** Compito A **
Stabilisci se le tre affermazioni seguenti concordano con la lettera ad AGCOM, rispondendo sì o no e citando alla lettera le parole del testo che lo decidono: (i) la lettera chiede che AGCOM rispetti con rigore gli obblighi di trasparenza; (ii) secondo la lettera, i rilievi della Commissione Europea sono stati resi noti dalla stessa AGCOM; (iii) secondo la lettera, nelle cose di internet l'esigenza di trasparenza è meno sentita.

** Estratto fornito **
┏━━

Lettera ad AGCOM (con una richiesta)

Chiar.mo Prof. Cardani,

Le scrivo a pochi giorni dall’entrata in vigore del regolamento AGCOM a tutela del Diritto d’Autore in rete per farLe una specifica richiesta. Vorrei che Lei si impegnasse, a nome di AGCOM, a rispettare con grande rigore gli obblighi di trasparenza che sono imposti alla funzione amministrativa di garanzia che è affidata alla sua Autorità.

Vede Prof. Cardani, è proprio grazie alle reti di comunicazione elettronica su cui AGCOM deve vigilare che, come cittadini, ci siamo abituati ad un ampio potere di controllo e verifica. Persino i legislatori, quelli nostrani e quelli europei, hanno negli ultimi anni imposto rigorose regole di trasparenza a chi deve amministrare pubbliche funzioni. E l’esigenza di trasparenza è ovviamente  tanto più essenziale quanto più ampio è il potere discrezionale esercitato. Le Autorità amministrative indipendenti come AGCOM, proprio perché “indipendenti”, sono oggetto di particolari attenzioni sul punto (c’è addirittura una specifica direttiva) e la trasparenza e la pubblicità del loro operato è elemento essenziale di legittimità della loro azione. Nelle cose di internet è un’esigenza, se possibile, ancor più sentita. Quando l’Autorità da Lei presieduta rassicura che userà i propri poteri con “grande buon senso” e solo per i casi di violazioni “massive”, attestata ufficialmente l’ampia discrezionalità che AGCOM si è (auto) assegnata, rimettendo al buon senso i limiti degli interventi. Per valutare il buon senso, Lei concorderà con me, l’unico metro di giudizio può esser solo la verifica della concreta attuazione del regolamento. E l’efficacia di questa verifica sarà direttamente proporzionale al grado di trasparenza dell’operato dell’Autorità. Purtroppo nel Suo regolamento, e per la verità anche nel travagliato iter che ha portato all’approvazione (conosciamo i significativi rilievi e le richieste di chiarimento inviate dalla Commissione Europea solo grazie ad un blog inglese ), questo fondamentale aspetto pare esser stato totalmente dimenticato.

┗━━

** Compito B **
Trascrivi tale e quale tutto ciò che va dall'inizio dei record fino alla riga che contiene "x-tick-label: May-15 [691,1019,719,1102]", inclusa.

** Voci fornite **
┏━━

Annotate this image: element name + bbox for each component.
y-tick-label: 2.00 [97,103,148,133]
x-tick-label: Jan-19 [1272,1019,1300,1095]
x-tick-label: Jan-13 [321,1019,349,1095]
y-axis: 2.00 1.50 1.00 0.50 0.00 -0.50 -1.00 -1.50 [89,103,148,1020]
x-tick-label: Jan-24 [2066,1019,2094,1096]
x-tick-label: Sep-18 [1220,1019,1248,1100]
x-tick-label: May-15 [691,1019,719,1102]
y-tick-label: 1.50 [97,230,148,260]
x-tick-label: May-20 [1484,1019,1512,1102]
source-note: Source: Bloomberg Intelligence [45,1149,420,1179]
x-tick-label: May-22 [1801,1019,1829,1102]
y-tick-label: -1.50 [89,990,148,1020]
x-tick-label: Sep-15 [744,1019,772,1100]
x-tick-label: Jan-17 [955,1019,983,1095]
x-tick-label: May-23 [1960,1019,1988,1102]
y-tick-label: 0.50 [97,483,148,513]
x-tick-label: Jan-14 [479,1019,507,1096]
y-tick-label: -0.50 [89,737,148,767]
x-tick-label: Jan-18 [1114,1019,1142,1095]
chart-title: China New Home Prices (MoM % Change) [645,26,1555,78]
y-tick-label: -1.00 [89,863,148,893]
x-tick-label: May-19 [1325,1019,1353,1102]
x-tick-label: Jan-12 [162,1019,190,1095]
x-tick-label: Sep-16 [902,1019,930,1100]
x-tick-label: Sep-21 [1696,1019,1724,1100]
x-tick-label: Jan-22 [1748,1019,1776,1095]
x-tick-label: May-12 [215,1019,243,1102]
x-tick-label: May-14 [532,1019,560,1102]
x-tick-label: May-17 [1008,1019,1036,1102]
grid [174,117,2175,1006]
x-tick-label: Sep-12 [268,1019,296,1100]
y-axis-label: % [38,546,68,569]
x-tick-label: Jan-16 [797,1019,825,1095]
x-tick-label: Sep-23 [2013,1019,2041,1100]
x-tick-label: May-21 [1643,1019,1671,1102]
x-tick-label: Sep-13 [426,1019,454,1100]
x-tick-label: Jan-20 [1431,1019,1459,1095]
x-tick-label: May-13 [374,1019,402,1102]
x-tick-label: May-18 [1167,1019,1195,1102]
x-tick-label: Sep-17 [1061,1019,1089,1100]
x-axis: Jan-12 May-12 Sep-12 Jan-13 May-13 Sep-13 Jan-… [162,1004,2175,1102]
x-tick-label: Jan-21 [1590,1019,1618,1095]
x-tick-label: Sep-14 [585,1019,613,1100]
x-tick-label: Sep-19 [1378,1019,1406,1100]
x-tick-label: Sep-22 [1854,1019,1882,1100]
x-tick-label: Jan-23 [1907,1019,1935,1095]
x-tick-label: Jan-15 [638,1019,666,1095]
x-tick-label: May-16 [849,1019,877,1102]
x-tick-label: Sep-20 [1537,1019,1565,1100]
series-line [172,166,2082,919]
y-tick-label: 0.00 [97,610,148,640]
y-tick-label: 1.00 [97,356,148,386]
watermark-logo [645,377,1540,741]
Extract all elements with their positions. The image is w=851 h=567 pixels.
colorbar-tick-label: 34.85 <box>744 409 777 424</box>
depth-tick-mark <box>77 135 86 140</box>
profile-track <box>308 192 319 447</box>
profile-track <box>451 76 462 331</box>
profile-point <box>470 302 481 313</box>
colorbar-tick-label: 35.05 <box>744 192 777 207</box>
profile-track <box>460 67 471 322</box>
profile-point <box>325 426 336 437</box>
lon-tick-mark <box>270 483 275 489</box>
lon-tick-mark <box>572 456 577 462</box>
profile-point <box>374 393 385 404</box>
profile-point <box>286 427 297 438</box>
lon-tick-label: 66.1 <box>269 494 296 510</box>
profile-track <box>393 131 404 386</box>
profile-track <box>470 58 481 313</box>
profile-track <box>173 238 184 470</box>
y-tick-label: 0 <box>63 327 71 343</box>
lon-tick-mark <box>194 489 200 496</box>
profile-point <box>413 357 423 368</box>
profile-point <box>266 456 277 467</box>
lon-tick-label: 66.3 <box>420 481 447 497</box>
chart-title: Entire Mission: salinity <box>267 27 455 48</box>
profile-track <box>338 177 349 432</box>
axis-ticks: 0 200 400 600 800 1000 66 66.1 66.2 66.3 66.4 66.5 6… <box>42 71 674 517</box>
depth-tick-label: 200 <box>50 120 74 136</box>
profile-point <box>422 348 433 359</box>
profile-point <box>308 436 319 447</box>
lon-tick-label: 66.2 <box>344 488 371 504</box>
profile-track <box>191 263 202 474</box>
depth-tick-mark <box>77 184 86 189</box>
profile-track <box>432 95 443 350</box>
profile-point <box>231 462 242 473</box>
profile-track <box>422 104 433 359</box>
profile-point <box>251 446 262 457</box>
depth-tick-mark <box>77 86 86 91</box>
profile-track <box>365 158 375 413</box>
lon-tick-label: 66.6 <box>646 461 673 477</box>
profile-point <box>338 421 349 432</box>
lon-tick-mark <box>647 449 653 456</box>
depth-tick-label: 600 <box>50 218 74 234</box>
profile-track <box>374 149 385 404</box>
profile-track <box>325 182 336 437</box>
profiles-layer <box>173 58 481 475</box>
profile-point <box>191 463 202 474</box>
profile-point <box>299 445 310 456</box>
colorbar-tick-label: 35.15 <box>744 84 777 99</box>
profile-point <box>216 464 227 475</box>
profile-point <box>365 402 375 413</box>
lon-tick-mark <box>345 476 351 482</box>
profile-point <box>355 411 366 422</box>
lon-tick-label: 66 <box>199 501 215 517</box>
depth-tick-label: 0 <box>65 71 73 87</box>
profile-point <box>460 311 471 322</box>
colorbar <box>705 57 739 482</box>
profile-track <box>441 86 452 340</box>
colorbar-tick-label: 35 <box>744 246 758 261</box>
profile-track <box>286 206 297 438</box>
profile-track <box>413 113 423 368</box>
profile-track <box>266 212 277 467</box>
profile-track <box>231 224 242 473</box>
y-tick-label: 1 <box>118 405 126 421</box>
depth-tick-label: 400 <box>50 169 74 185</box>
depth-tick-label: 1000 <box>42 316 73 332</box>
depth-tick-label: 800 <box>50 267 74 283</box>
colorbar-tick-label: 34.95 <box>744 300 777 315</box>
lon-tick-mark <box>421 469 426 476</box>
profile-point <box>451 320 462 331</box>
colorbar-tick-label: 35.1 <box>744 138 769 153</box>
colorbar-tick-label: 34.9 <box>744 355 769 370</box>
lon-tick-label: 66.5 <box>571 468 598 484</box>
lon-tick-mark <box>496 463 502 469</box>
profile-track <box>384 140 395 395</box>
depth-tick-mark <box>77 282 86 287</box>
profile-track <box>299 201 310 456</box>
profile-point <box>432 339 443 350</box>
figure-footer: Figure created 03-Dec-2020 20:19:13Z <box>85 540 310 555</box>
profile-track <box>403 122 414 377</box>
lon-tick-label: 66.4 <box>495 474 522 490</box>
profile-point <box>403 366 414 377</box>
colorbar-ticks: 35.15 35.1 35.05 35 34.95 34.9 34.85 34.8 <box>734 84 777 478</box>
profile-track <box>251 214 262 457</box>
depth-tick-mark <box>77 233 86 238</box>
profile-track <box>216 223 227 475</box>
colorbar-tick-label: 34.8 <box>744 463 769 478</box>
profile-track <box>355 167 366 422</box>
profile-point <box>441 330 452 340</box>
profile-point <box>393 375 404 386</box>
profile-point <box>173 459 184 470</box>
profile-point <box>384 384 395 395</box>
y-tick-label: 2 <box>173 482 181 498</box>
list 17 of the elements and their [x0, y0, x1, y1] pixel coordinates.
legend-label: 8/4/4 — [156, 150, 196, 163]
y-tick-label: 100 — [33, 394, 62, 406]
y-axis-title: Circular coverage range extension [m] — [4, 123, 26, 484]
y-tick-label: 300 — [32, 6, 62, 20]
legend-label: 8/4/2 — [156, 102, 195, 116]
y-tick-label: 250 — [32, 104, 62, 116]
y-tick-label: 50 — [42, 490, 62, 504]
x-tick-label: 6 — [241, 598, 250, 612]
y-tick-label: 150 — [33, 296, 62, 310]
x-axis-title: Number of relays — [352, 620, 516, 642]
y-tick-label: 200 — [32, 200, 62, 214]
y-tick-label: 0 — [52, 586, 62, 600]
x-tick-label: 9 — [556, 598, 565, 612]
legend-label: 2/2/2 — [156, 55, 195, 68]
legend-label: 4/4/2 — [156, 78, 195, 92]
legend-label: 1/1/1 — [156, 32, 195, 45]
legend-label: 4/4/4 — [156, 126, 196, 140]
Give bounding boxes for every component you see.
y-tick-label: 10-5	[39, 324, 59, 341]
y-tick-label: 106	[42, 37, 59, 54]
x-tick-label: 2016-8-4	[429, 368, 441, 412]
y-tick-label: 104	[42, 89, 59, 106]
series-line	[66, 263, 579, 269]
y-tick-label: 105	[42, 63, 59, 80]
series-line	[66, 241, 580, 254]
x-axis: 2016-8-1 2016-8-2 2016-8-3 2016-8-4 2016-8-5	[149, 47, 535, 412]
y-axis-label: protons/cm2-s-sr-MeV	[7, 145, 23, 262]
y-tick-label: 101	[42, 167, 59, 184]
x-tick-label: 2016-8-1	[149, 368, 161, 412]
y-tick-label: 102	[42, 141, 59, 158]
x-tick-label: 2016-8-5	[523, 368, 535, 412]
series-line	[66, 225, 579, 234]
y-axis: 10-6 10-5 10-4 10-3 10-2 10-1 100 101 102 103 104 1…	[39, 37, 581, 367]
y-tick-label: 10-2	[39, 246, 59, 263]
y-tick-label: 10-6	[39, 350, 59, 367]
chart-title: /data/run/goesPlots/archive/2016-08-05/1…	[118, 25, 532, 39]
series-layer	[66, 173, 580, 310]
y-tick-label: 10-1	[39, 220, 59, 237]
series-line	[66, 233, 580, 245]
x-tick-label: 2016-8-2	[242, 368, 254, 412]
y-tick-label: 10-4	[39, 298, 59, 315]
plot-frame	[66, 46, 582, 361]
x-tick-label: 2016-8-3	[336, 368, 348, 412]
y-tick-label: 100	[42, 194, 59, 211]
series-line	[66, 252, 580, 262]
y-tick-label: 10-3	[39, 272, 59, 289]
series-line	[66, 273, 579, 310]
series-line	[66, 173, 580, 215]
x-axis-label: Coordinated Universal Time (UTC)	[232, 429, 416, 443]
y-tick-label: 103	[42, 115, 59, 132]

┗━━

** Risultato A **
(i) Sì: "Vorrei che Lei si impegnasse, a nome di AGCOM, a rispettare con grande rigore gli obblighi di trasparenza"
(ii) No: "conosciamo i significativi rilievi e le richieste di chiarimento inviate dalla Commissione Europea solo grazie ad un blog inglese"
(iii) No: "Nelle cose di internet è un’esigenza, se possibile, ancor più sentita."

** Risultato B **
Annotate this image: element name + bbox for each component.
y-tick-label: 2.00 [97,103,148,133]
x-tick-label: Jan-19 [1272,1019,1300,1095]
x-tick-label: Jan-13 [321,1019,349,1095]
y-axis: 2.00 1.50 1.00 0.50 0.00 -0.50 -1.00 -1.50 [89,103,148,1020]
x-tick-label: Jan-24 [2066,1019,2094,1096]
x-tick-label: Sep-18 [1220,1019,1248,1100]
x-tick-label: May-15 [691,1019,719,1102]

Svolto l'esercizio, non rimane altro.